(WHAT THE TASK ASKS)
Type out the records that follow, exactly as given.

(ITEMS)
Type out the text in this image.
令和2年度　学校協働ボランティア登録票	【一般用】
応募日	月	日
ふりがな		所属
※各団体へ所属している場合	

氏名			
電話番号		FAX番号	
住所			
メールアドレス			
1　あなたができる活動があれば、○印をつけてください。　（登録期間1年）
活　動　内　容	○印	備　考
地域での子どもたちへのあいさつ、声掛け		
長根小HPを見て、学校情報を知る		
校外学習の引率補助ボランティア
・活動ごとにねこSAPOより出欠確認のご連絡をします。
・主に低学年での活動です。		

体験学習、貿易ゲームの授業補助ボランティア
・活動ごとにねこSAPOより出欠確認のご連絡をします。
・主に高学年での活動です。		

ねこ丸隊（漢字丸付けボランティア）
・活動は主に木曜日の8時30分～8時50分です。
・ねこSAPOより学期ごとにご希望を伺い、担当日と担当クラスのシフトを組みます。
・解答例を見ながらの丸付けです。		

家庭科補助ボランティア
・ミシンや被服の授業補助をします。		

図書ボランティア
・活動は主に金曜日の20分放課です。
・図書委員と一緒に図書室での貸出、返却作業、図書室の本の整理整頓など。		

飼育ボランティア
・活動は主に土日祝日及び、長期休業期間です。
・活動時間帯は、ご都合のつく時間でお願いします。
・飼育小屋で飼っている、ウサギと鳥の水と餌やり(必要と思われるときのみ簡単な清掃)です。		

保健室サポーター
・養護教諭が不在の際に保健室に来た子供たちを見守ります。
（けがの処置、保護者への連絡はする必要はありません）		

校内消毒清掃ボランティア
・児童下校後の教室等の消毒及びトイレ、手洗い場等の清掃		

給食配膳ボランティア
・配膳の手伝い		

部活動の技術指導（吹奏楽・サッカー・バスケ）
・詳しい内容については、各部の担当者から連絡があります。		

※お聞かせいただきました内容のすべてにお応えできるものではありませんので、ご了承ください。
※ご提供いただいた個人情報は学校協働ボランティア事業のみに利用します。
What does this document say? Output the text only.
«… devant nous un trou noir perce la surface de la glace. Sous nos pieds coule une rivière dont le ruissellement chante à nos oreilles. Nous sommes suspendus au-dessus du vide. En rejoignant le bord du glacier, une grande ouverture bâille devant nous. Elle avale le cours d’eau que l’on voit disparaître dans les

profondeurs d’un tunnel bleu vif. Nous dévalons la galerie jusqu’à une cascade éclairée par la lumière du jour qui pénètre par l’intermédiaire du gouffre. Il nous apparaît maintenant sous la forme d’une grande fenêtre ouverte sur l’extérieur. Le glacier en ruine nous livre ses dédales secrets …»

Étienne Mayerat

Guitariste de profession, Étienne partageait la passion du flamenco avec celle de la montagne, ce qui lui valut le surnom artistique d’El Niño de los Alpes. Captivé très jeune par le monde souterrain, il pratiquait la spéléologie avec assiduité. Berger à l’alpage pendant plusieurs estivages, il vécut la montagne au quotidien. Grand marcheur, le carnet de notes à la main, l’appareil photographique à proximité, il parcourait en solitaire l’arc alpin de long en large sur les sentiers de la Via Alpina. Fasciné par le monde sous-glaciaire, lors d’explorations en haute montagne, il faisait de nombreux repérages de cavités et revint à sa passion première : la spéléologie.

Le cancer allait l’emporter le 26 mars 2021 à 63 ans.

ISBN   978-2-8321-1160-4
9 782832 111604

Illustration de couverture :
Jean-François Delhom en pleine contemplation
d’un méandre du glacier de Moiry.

(THE SOLUTION)
Type out the text in this image.
令和2年度　学校協働ボランティア登録票	【一般用】
応募日	月	日
ふりがな		所属
※各団体へ所属している場合	

氏名			
電話番号		FAX番号	
住所			
メールアドレス			
1　あなたができる活動があれば、○印をつけてください。　（登録期間1年）
活　動　内　容	○印	備　考
地域での子どもたちへのあいさつ、声掛け		
長根小HPを見て、学校情報を知る		
校外学習の引率補助ボランティア
・活動ごとにねこSAPOより出欠確認のご連絡をします。
・主に低学年での活動です。		

体験学習、貿易ゲームの授業補助ボランティア
・活動ごとにねこSAPOより出欠確認のご連絡をします。
・主に高学年での活動です。		

ねこ丸隊（漢字丸付けボランティア）
・活動は主に木曜日の8時30分～8時50分です。
・ねこSAPOより学期ごとにご希望を伺い、担当日と担当クラスのシフトを組みます。
・解答例を見ながらの丸付けです。		

家庭科補助ボランティア
・ミシンや被服の授業補助をします。		

図書ボランティア
・活動は主に金曜日の20分放課です。
・図書委員と一緒に図書室での貸出、返却作業、図書室の本の整理整頓など。		

飼育ボランティア
・活動は主に土日祝日及び、長期休業期間です。
・活動時間帯は、ご都合のつく時間でお願いします。
・飼育小屋で飼っている、ウサギと鳥の水と餌やり(必要と思われるときのみ簡単な清掃)です。		

保健室サポーター
・養護教諭が不在の際に保健室に来た子供たちを見守ります。
（けがの処置、保護者への連絡はする必要はありません）		

校内消毒清掃ボランティア
・児童下校後の教室等の消毒及びトイレ、手洗い場等の清掃		

給食配膳ボランティア
・配膳の手伝い		

部活動の技術指導（吹奏楽・サッカー・バスケ）
・詳しい内容については、各部の担当者から連絡があります。		

※お聞かせいただきました内容のすべてにお応えできるものではありませんので、ご了承ください。
※ご提供いただいた個人情報は学校協働ボランティア事業のみに利用します。
What does this document say? Output the text only.
«… devant nous un trou noir perce la surface de la glace. Sous nos pieds coule une rivière dont le ruissellement chante à nos oreilles. Nous sommes suspendus au-dessus du vide. En rejoignant le bord du glacier, une grande ouverture bâille devant nous. Elle avale le cours d’eau que l’on voit disparaître dans les

profondeurs d’un tunnel bleu vif. Nous dévalons la galerie jusqu’à une cascade éclairée par la lumière du jour qui pénètre par l’intermédiaire du gouffre. Il nous apparaît maintenant sous la forme d’une grande fenêtre ouverte sur l’extérieur. Le glacier en ruine nous livre ses dédales secrets …»

Étienne Mayerat

Guitariste de profession, Étienne partageait la passion du flamenco avec celle de la montagne, ce qui lui valut le surnom artistique d’El Niño de los Alpes. Captivé très jeune par le monde souterrain, il pratiquait la spéléologie avec assiduité. Berger à l’alpage pendant plusieurs estivages, il vécut la montagne au quotidien. Grand marcheur, le carnet de notes à la main, l’appareil photographique à proximité, il parcourait en solitaire l’arc alpin de long en large sur les sentiers de la Via Alpina. Fasciné par le monde sous-glaciaire, lors d’explorations en haute montagne, il faisait de nombreux repérages de cavités et revint à sa passion première : la spéléologie.

Le cancer allait l’emporter le 26 mars 2021 à 63 ans.

ISBN   978-2-8321-1160-4
9 782832 111604

Illustration de couverture :
Jean-François Delhom en pleine contemplation
d’un méandre du glacier de Moiry.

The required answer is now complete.